▶ [DATA IN THIS EXERCISE]:
-*-*-
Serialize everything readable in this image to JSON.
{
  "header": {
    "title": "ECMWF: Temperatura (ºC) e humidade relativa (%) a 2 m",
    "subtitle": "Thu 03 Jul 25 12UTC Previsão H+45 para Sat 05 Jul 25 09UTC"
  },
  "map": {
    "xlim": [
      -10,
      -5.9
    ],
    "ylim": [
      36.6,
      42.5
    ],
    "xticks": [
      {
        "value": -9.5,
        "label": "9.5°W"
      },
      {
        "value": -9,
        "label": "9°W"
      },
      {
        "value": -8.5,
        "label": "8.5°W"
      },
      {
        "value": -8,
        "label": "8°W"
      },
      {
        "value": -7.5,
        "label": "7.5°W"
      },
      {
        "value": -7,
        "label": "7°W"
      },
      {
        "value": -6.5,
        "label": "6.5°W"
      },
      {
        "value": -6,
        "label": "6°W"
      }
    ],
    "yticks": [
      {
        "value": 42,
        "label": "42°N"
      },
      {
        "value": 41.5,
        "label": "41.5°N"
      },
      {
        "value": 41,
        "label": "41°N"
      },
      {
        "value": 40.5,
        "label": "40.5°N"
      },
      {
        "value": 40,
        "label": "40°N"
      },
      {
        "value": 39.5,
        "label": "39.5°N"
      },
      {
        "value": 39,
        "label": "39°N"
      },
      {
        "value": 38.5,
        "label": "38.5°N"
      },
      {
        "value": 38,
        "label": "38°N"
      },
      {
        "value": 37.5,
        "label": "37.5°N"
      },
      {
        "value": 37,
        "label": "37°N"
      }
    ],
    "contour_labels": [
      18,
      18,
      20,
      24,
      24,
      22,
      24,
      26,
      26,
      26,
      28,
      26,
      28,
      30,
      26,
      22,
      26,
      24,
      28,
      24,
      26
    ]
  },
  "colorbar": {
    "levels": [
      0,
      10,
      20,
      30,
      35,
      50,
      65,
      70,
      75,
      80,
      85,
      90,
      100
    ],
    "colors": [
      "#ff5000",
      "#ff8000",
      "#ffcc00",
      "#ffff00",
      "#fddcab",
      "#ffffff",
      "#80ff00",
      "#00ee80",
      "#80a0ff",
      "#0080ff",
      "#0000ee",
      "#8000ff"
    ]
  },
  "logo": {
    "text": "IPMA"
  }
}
-*-*-
▶ [WHAT IS BEING ASKED]: Your task is to give the records above again, exactly.

▶ [SOLUTION FOR THIS PROBLEM]:
Serialize everything readable in this image to JSON.
{
  "header": {
    "title": "ECMWF: Temperatura (ºC) e humidade relativa (%) a 2 m",
    "subtitle": "Thu 03 Jul 25 12UTC Previsão H+45 para Sat 05 Jul 25 09UTC"
  },
  "map": {
    "xlim": [
      -10,
      -5.9
    ],
    "ylim": [
      36.6,
      42.5
    ],
    "xticks": [
      {
        "value": -9.5,
        "label": "9.5°W"
      },
      {
        "value": -9,
        "label": "9°W"
      },
      {
        "value": -8.5,
        "label": "8.5°W"
      },
      {
        "value": -8,
        "label": "8°W"
      },
      {
        "value": -7.5,
        "label": "7.5°W"
      },
      {
        "value": -7,
        "label": "7°W"
      },
      {
        "value": -6.5,
        "label": "6.5°W"
      },
      {
        "value": -6,
        "label": "6°W"
      }
    ],
    "yticks": [
      {
        "value": 42,
        "label": "42°N"
      },
      {
        "value": 41.5,
        "label": "41.5°N"
      },
      {
        "value": 41,
        "label": "41°N"
      },
      {
        "value": 40.5,
        "label": "40.5°N"
      },
      {
        "value": 40,
        "label": "40°N"
      },
      {
        "value": 39.5,
        "label": "39.5°N"
      },
      {
        "value": 39,
        "label": "39°N"
      },
      {
        "value": 38.5,
        "label": "38.5°N"
      },
      {
        "value": 38,
        "label": "38°N"
      },
      {
        "value": 37.5,
        "label": "37.5°N"
      },
      {
        "value": 37,
        "label": "37°N"
      }
    ],
    "contour_labels": [
      18,
      18,
      20,
      24,
      24,
      22,
      24,
      26,
      26,
      26,
      28,
      26,
      28,
      30,
      26,
      22,
      26,
      24,
      28,
      24,
      26
    ]
  },
  "colorbar": {
    "levels": [
      0,
      10,
      20,
      30,
      35,
      50,
      65,
      70,
      75,
      80,
      85,
      90,
      100
    ],
    "colors": [
      "#ff5000",
      "#ff8000",
      "#ffcc00",
      "#ffff00",
      "#fddcab",
      "#ffffff",
      "#80ff00",
      "#00ee80",
      "#80a0ff",
      "#0080ff",
      "#0000ee",
      "#8000ff"
    ]
  },
  "logo": {
    "text": "IPMA"
  }
}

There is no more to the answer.